* _Data for the task_:
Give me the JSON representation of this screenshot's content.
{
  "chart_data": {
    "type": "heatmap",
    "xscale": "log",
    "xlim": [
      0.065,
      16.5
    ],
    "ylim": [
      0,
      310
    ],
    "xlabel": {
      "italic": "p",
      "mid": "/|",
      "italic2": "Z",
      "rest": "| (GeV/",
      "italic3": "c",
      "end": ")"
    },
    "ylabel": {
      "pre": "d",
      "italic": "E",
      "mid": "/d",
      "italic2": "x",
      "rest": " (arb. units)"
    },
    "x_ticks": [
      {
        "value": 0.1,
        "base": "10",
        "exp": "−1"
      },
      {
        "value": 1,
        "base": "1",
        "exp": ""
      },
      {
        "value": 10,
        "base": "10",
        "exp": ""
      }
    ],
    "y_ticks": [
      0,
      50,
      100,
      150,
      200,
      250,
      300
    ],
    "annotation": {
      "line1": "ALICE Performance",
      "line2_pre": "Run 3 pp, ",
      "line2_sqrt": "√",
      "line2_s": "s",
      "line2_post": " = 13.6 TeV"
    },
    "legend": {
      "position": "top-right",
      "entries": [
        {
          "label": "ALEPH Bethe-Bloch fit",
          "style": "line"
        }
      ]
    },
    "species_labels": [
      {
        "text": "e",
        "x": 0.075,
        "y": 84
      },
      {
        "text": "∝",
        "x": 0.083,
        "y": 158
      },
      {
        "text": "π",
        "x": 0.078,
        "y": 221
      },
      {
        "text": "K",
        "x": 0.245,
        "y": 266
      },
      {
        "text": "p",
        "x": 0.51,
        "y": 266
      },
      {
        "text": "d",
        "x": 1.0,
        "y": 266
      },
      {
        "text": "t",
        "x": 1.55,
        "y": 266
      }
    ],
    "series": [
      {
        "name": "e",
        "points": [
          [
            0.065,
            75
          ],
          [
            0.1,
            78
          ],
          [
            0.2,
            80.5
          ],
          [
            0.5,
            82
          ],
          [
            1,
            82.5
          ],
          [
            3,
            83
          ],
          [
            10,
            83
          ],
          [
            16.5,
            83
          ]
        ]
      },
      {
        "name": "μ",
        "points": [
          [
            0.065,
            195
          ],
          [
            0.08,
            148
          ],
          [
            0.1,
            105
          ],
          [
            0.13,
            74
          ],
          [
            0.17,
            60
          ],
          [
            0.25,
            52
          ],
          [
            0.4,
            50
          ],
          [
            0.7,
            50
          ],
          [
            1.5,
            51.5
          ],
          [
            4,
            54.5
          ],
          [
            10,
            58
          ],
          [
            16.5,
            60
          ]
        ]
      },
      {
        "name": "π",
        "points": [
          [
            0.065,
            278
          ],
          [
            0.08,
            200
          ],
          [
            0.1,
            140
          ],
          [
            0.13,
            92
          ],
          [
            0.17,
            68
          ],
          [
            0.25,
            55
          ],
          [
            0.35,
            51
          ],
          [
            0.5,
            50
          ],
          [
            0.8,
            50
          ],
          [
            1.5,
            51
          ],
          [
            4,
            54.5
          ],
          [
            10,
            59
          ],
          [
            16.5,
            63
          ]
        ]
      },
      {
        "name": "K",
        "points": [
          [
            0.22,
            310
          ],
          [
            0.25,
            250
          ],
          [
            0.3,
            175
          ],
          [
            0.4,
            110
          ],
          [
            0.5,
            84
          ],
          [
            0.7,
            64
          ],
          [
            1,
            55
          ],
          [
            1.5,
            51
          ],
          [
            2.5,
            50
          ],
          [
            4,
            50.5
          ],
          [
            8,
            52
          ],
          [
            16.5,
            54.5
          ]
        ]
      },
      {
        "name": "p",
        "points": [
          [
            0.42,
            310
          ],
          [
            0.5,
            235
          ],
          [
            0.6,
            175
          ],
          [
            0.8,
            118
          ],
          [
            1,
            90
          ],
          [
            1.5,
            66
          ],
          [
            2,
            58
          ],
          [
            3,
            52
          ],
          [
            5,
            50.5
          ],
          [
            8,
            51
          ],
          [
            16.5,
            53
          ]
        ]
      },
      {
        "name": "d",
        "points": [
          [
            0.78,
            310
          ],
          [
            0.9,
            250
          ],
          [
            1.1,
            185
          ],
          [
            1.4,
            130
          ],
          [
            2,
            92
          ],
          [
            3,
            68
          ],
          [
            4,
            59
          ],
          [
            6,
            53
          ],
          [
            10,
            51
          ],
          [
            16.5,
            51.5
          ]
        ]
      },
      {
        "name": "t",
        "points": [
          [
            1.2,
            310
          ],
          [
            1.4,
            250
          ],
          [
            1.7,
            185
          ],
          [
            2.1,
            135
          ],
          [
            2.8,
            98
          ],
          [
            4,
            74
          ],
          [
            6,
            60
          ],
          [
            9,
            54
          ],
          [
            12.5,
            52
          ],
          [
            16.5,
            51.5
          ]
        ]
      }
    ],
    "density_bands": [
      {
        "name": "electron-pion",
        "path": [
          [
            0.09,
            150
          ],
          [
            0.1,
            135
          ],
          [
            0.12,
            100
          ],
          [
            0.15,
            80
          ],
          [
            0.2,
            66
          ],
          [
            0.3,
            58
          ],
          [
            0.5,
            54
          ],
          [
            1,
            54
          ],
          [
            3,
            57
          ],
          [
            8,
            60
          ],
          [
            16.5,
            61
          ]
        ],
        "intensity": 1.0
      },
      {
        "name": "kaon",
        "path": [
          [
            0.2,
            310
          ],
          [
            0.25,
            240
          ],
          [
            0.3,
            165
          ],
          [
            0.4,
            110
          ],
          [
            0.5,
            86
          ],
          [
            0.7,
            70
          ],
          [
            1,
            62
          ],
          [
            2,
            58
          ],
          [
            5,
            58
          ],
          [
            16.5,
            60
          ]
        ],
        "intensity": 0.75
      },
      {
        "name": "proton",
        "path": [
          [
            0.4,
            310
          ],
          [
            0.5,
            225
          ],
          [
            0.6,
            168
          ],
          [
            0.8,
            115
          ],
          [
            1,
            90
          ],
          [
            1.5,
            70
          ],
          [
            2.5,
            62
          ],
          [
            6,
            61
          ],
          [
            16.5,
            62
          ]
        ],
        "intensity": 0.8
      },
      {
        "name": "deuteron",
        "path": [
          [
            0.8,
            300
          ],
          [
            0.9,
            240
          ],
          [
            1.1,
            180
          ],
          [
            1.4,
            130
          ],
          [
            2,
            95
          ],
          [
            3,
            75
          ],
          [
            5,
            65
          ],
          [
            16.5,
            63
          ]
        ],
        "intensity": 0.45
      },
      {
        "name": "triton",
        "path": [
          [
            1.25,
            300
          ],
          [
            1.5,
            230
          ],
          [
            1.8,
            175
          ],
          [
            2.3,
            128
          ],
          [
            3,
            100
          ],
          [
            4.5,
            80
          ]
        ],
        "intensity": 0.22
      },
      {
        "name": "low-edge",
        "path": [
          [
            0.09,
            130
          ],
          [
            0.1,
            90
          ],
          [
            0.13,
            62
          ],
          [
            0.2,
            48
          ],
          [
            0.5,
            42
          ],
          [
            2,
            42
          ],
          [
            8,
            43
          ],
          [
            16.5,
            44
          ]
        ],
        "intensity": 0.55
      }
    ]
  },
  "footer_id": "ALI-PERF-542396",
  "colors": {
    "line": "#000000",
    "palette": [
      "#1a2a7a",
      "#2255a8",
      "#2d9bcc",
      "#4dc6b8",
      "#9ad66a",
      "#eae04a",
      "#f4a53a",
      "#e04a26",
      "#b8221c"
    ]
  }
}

* _Problem description_: Extract the listing in its entirety, matching it exactly.

* _Complete output_:
Give me the JSON representation of this screenshot's content.
{
  "chart_data": {
    "type": "heatmap",
    "xscale": "log",
    "xlim": [
      0.065,
      16.5
    ],
    "ylim": [
      0,
      310
    ],
    "xlabel": {
      "italic": "p",
      "mid": "/|",
      "italic2": "Z",
      "rest": "| (GeV/",
      "italic3": "c",
      "end": ")"
    },
    "ylabel": {
      "pre": "d",
      "italic": "E",
      "mid": "/d",
      "italic2": "x",
      "rest": " (arb. units)"
    },
    "x_ticks": [
      {
        "value": 0.1,
        "base": "10",
        "exp": "−1"
      },
      {
        "value": 1,
        "base": "1",
        "exp": ""
      },
      {
        "value": 10,
        "base": "10",
        "exp": ""
      }
    ],
    "y_ticks": [
      0,
      50,
      100,
      150,
      200,
      250,
      300
    ],
    "annotation": {
      "line1": "ALICE Performance",
      "line2_pre": "Run 3 pp, ",
      "line2_sqrt": "√",
      "line2_s": "s",
      "line2_post": " = 13.6 TeV"
    },
    "legend": {
      "position": "top-right",
      "entries": [
        {
          "label": "ALEPH Bethe-Bloch fit",
          "style": "line"
        }
      ]
    },
    "species_labels": [
      {
        "text": "e",
        "x": 0.075,
        "y": 84
      },
      {
        "text": "∝",
        "x": 0.083,
        "y": 158
      },
      {
        "text": "π",
        "x": 0.078,
        "y": 221
      },
      {
        "text": "K",
        "x": 0.245,
        "y": 266
      },
      {
        "text": "p",
        "x": 0.51,
        "y": 266
      },
      {
        "text": "d",
        "x": 1.0,
        "y": 266
      },
      {
        "text": "t",
        "x": 1.55,
        "y": 266
      }
    ],
    "series": [
      {
        "name": "e",
        "points": [
          [
            0.065,
            75
          ],
          [
            0.1,
            78
          ],
          [
            0.2,
            80.5
          ],
          [
            0.5,
            82
          ],
          [
            1,
            82.5
          ],
          [
            3,
            83
          ],
          [
            10,
            83
          ],
          [
            16.5,
            83
          ]
        ]
      },
      {
        "name": "μ",
        "points": [
          [
            0.065,
            195
          ],
          [
            0.08,
            148
          ],
          [
            0.1,
            105
          ],
          [
            0.13,
            74
          ],
          [
            0.17,
            60
          ],
          [
            0.25,
            52
          ],
          [
            0.4,
            50
          ],
          [
            0.7,
            50
          ],
          [
            1.5,
            51.5
          ],
          [
            4,
            54.5
          ],
          [
            10,
            58
          ],
          [
            16.5,
            60
          ]
        ]
      },
      {
        "name": "π",
        "points": [
          [
            0.065,
            278
          ],
          [
            0.08,
            200
          ],
          [
            0.1,
            140
          ],
          [
            0.13,
            92
          ],
          [
            0.17,
            68
          ],
          [
            0.25,
            55
          ],
          [
            0.35,
            51
          ],
          [
            0.5,
            50
          ],
          [
            0.8,
            50
          ],
          [
            1.5,
            51
          ],
          [
            4,
            54.5
          ],
          [
            10,
            59
          ],
          [
            16.5,
            63
          ]
        ]
      },
      {
        "name": "K",
        "points": [
          [
            0.22,
            310
          ],
          [
            0.25,
            250
          ],
          [
            0.3,
            175
          ],
          [
            0.4,
            110
          ],
          [
            0.5,
            84
          ],
          [
            0.7,
            64
          ],
          [
            1,
            55
          ],
          [
            1.5,
            51
          ],
          [
            2.5,
            50
          ],
          [
            4,
            50.5
          ],
          [
            8,
            52
          ],
          [
            16.5,
            54.5
          ]
        ]
      },
      {
        "name": "p",
        "points": [
          [
            0.42,
            310
          ],
          [
            0.5,
            235
          ],
          [
            0.6,
            175
          ],
          [
            0.8,
            118
          ],
          [
            1,
            90
          ],
          [
            1.5,
            66
          ],
          [
            2,
            58
          ],
          [
            3,
            52
          ],
          [
            5,
            50.5
          ],
          [
            8,
            51
          ],
          [
            16.5,
            53
          ]
        ]
      },
      {
        "name": "d",
        "points": [
          [
            0.78,
            310
          ],
          [
            0.9,
            250
          ],
          [
            1.1,
            185
          ],
          [
            1.4,
            130
          ],
          [
            2,
            92
          ],
          [
            3,
            68
          ],
          [
            4,
            59
          ],
          [
            6,
            53
          ],
          [
            10,
            51
          ],
          [
            16.5,
            51.5
          ]
        ]
      },
      {
        "name": "t",
        "points": [
          [
            1.2,
            310
          ],
          [
            1.4,
            250
          ],
          [
            1.7,
            185
          ],
          [
            2.1,
            135
          ],
          [
            2.8,
            98
          ],
          [
            4,
            74
          ],
          [
            6,
            60
          ],
          [
            9,
            54
          ],
          [
            12.5,
            52
          ],
          [
            16.5,
            51.5
          ]
        ]
      }
    ],
    "density_bands": [
      {
        "name": "electron-pion",
        "path": [
          [
            0.09,
            150
          ],
          [
            0.1,
            135
          ],
          [
            0.12,
            100
          ],
          [
            0.15,
            80
          ],
          [
            0.2,
            66
          ],
          [
            0.3,
            58
          ],
          [
            0.5,
            54
          ],
          [
            1,
            54
          ],
          [
            3,
            57
          ],
          [
            8,
            60
          ],
          [
            16.5,
            61
          ]
        ],
        "intensity": 1.0
      },
      {
        "name": "kaon",
        "path": [
          [
            0.2,
            310
          ],
          [
            0.25,
            240
          ],
          [
            0.3,
            165
          ],
          [
            0.4,
            110
          ],
          [
            0.5,
            86
          ],
          [
            0.7,
            70
          ],
          [
            1,
            62
          ],
          [
            2,
            58
          ],
          [
            5,
            58
          ],
          [
            16.5,
            60
          ]
        ],
        "intensity": 0.75
      },
      {
        "name": "proton",
        "path": [
          [
            0.4,
            310
          ],
          [
            0.5,
            225
          ],
          [
            0.6,
            168
          ],
          [
            0.8,
            115
          ],
          [
            1,
            90
          ],
          [
            1.5,
            70
          ],
          [
            2.5,
            62
          ],
          [
            6,
            61
          ],
          [
            16.5,
            62
          ]
        ],
        "intensity": 0.8
      },
      {
        "name": "deuteron",
        "path": [
          [
            0.8,
            300
          ],
          [
            0.9,
            240
          ],
          [
            1.1,
            180
          ],
          [
            1.4,
            130
          ],
          [
            2,
            95
          ],
          [
            3,
            75
          ],
          [
            5,
            65
          ],
          [
            16.5,
            63
          ]
        ],
        "intensity": 0.45
      },
      {
        "name": "triton",
        "path": [
          [
            1.25,
            300
          ],
          [
            1.5,
            230
          ],
          [
            1.8,
            175
          ],
          [
            2.3,
            128
          ],
          [
            3,
            100
          ],
          [
            4.5,
            80
          ]
        ],
        "intensity": 0.22
      },
      {
        "name": "low-edge",
        "path": [
          [
            0.09,
            130
          ],
          [
            0.1,
            90
          ],
          [
            0.13,
            62
          ],
          [
            0.2,
            48
          ],
          [
            0.5,
            42
          ],
          [
            2,
            42
          ],
          [
            8,
            43
          ],
          [
            16.5,
            44
          ]
        ],
        "intensity": 0.55
      }
    ]
  },
  "footer_id": "ALI-PERF-542396",
  "colors": {
    "line": "#000000",
    "palette": [
      "#1a2a7a",
      "#2255a8",
      "#2d9bcc",
      "#4dc6b8",
      "#9ad66a",
      "#eae04a",
      "#f4a53a",
      "#e04a26",
      "#b8221c"
    ]
  }
}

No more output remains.